◆ **Records supplied**:

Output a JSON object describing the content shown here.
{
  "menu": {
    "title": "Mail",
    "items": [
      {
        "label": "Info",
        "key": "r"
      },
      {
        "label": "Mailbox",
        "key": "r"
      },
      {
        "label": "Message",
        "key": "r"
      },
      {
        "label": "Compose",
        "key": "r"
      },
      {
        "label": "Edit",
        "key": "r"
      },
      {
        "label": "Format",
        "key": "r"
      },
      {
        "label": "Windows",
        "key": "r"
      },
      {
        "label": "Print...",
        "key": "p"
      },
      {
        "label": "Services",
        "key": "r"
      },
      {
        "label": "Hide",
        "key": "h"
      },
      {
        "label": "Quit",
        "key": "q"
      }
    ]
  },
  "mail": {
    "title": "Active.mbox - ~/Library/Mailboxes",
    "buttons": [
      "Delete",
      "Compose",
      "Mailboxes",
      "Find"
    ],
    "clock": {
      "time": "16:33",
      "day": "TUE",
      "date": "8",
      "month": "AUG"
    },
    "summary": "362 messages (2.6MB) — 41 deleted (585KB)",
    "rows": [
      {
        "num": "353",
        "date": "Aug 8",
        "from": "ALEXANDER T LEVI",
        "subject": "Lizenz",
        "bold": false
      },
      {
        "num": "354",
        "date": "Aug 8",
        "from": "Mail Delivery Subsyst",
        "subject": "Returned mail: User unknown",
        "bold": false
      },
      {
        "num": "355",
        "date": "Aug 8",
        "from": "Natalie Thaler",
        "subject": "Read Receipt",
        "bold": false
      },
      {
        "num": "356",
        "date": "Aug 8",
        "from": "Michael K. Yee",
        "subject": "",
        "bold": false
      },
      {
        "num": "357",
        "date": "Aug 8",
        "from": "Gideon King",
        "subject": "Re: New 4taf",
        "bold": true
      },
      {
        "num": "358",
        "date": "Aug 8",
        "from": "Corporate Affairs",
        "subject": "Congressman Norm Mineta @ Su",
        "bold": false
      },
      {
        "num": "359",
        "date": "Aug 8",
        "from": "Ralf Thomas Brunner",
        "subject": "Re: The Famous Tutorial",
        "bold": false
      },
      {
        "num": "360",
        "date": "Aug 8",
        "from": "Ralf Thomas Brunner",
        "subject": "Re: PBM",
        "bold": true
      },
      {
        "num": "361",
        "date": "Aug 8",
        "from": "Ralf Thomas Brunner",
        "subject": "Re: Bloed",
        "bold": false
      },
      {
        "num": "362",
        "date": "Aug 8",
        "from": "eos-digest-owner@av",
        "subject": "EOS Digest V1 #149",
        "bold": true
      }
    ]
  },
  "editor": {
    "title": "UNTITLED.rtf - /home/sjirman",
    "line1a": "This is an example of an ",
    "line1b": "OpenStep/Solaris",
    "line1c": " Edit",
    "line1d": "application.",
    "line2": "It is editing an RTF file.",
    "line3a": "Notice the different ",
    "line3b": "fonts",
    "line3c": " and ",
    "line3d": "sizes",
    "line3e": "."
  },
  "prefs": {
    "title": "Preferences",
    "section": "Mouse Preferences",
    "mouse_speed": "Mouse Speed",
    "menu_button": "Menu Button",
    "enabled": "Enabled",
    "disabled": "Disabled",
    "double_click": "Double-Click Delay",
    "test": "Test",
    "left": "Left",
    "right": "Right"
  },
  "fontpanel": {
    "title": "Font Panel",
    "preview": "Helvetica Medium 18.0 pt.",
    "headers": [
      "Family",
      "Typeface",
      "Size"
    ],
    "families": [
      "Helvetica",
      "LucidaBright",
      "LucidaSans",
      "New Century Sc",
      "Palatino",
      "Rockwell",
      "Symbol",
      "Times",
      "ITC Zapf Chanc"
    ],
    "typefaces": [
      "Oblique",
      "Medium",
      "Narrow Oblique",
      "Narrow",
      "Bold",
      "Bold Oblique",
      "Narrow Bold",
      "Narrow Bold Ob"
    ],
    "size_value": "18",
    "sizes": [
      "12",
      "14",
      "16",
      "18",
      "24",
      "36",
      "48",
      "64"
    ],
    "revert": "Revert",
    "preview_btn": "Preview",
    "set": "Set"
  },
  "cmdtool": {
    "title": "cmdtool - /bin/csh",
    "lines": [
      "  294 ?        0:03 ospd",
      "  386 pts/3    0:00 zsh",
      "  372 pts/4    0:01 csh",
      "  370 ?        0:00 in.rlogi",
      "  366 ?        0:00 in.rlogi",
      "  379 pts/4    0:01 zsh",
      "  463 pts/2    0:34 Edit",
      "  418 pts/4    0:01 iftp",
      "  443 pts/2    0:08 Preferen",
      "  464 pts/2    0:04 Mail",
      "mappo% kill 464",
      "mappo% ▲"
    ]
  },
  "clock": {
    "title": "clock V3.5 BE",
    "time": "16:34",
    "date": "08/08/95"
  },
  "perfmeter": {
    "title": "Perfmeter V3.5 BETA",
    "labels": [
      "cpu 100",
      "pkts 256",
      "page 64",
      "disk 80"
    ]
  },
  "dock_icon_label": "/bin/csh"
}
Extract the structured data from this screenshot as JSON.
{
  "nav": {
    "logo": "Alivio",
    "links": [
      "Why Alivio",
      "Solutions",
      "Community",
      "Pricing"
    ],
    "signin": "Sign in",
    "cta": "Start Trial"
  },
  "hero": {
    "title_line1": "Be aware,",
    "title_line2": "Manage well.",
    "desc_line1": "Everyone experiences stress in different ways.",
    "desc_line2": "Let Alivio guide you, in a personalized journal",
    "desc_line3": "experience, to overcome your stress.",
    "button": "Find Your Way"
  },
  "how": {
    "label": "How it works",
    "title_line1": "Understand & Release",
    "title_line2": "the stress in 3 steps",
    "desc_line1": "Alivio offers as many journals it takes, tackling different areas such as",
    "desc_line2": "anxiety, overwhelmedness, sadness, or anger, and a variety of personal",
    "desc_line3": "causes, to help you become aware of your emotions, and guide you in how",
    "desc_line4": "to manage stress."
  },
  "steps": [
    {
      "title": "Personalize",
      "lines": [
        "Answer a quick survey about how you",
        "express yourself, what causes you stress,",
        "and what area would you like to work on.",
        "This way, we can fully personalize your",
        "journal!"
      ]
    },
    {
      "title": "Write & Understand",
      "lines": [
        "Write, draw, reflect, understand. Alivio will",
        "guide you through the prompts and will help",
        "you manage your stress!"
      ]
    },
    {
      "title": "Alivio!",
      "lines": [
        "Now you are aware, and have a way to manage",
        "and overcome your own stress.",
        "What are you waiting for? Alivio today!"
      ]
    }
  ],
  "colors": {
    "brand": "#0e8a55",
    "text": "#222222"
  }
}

◆ **Exercise**:
Every line of the data above should be copied exactly.

◆ **The completed task**:
Output a JSON object describing the content shown here.
{
  "menu": {
    "title": "Mail",
    "items": [
      {
        "label": "Info",
        "key": "r"
      },
      {
        "label": "Mailbox",
        "key": "r"
      },
      {
        "label": "Message",
        "key": "r"
      },
      {
        "label": "Compose",
        "key": "r"
      },
      {
        "label": "Edit",
        "key": "r"
      },
      {
        "label": "Format",
        "key": "r"
      },
      {
        "label": "Windows",
        "key": "r"
      },
      {
        "label": "Print...",
        "key": "p"
      },
      {
        "label": "Services",
        "key": "r"
      },
      {
        "label": "Hide",
        "key": "h"
      },
      {
        "label": "Quit",
        "key": "q"
      }
    ]
  },
  "mail": {
    "title": "Active.mbox - ~/Library/Mailboxes",
    "buttons": [
      "Delete",
      "Compose",
      "Mailboxes",
      "Find"
    ],
    "clock": {
      "time": "16:33",
      "day": "TUE",
      "date": "8",
      "month": "AUG"
    },
    "summary": "362 messages (2.6MB) — 41 deleted (585KB)",
    "rows": [
      {
        "num": "353",
        "date": "Aug 8",
        "from": "ALEXANDER T LEVI",
        "subject": "Lizenz",
        "bold": false
      },
      {
        "num": "354",
        "date": "Aug 8",
        "from": "Mail Delivery Subsyst",
        "subject": "Returned mail: User unknown",
        "bold": false
      },
      {
        "num": "355",
        "date": "Aug 8",
        "from": "Natalie Thaler",
        "subject": "Read Receipt",
        "bold": false
      },
      {
        "num": "356",
        "date": "Aug 8",
        "from": "Michael K. Yee",
        "subject": "",
        "bold": false
      },
      {
        "num": "357",
        "date": "Aug 8",
        "from": "Gideon King",
        "subject": "Re: New 4taf",
        "bold": true
      },
      {
        "num": "358",
        "date": "Aug 8",
        "from": "Corporate Affairs",
        "subject": "Congressman Norm Mineta @ Su",
        "bold": false
      },
      {
        "num": "359",
        "date": "Aug 8",
        "from": "Ralf Thomas Brunner",
        "subject": "Re: The Famous Tutorial",
        "bold": false
      },
      {
        "num": "360",
        "date": "Aug 8",
        "from": "Ralf Thomas Brunner",
        "subject": "Re: PBM",
        "bold": true
      },
      {
        "num": "361",
        "date": "Aug 8",
        "from": "Ralf Thomas Brunner",
        "subject": "Re: Bloed",
        "bold": false
      },
      {
        "num": "362",
        "date": "Aug 8",
        "from": "eos-digest-owner@av",
        "subject": "EOS Digest V1 #149",
        "bold": true
      }
    ]
  },
  "editor": {
    "title": "UNTITLED.rtf - /home/sjirman",
    "line1a": "This is an example of an ",
    "line1b": "OpenStep/Solaris",
    "line1c": " Edit",
    "line1d": "application.",
    "line2": "It is editing an RTF file.",
    "line3a": "Notice the different ",
    "line3b": "fonts",
    "line3c": " and ",
    "line3d": "sizes",
    "line3e": "."
  },
  "prefs": {
    "title": "Preferences",
    "section": "Mouse Preferences",
    "mouse_speed": "Mouse Speed",
    "menu_button": "Menu Button",
    "enabled": "Enabled",
    "disabled": "Disabled",
    "double_click": "Double-Click Delay",
    "test": "Test",
    "left": "Left",
    "right": "Right"
  },
  "fontpanel": {
    "title": "Font Panel",
    "preview": "Helvetica Medium 18.0 pt.",
    "headers": [
      "Family",
      "Typeface",
      "Size"
    ],
    "families": [
      "Helvetica",
      "LucidaBright",
      "LucidaSans",
      "New Century Sc",
      "Palatino",
      "Rockwell",
      "Symbol",
      "Times",
      "ITC Zapf Chanc"
    ],
    "typefaces": [
      "Oblique",
      "Medium",
      "Narrow Oblique",
      "Narrow",
      "Bold",
      "Bold Oblique",
      "Narrow Bold",
      "Narrow Bold Ob"
    ],
    "size_value": "18",
    "sizes": [
      "12",
      "14",
      "16",
      "18",
      "24",
      "36",
      "48",
      "64"
    ],
    "revert": "Revert",
    "preview_btn": "Preview",
    "set": "Set"
  },
  "cmdtool": {
    "title": "cmdtool - /bin/csh",
    "lines": [
      "  294 ?        0:03 ospd",
      "  386 pts/3    0:00 zsh",
      "  372 pts/4    0:01 csh",
      "  370 ?        0:00 in.rlogi",
      "  366 ?        0:00 in.rlogi",
      "  379 pts/4    0:01 zsh",
      "  463 pts/2    0:34 Edit",
      "  418 pts/4    0:01 iftp",
      "  443 pts/2    0:08 Preferen",
      "  464 pts/2    0:04 Mail",
      "mappo% kill 464",
      "mappo% ▲"
    ]
  },
  "clock": {
    "title": "clock V3.5 BE",
    "time": "16:34",
    "date": "08/08/95"
  },
  "perfmeter": {
    "title": "Perfmeter V3.5 BETA",
    "labels": [
      "cpu 100",
      "pkts 256",
      "page 64",
      "disk 80"
    ]
  },
  "dock_icon_label": "/bin/csh"
}
Extract the structured data from this screenshot as JSON.
{
  "nav": {
    "logo": "Alivio",
    "links": [
      "Why Alivio",
      "Solutions",
      "Community",
      "Pricing"
    ],
    "signin": "Sign in",
    "cta": "Start Trial"
  },
  "hero": {
    "title_line1": "Be aware,",
    "title_line2": "Manage well.",
    "desc_line1": "Everyone experiences stress in different ways.",
    "desc_line2": "Let Alivio guide you, in a personalized journal",
    "desc_line3": "experience, to overcome your stress.",
    "button": "Find Your Way"
  },
  "how": {
    "label": "How it works",
    "title_line1": "Understand & Release",
    "title_line2": "the stress in 3 steps",
    "desc_line1": "Alivio offers as many journals it takes, tackling different areas such as",
    "desc_line2": "anxiety, overwhelmedness, sadness, or anger, and a variety of personal",
    "desc_line3": "causes, to help you become aware of your emotions, and guide you in how",
    "desc_line4": "to manage stress."
  },
  "steps": [
    {
      "title": "Personalize",
      "lines": [
        "Answer a quick survey about how you",
        "express yourself, what causes you stress,",
        "and what area would you like to work on.",
        "This way, we can fully personalize your",
        "journal!"
      ]
    },
    {
      "title": "Write & Understand",
      "lines": [
        "Write, draw, reflect, understand. Alivio will",
        "guide you through the prompts and will help",
        "you manage your stress!"
      ]
    },
    {
      "title": "Alivio!",
      "lines": [
        "Now you are aware, and have a way to manage",
        "and overcome your own stress.",
        "What are you waiting for? Alivio today!"
      ]
    }
  ],
  "colors": {
    "brand": "#0e8a55",
    "text": "#222222"
  }
}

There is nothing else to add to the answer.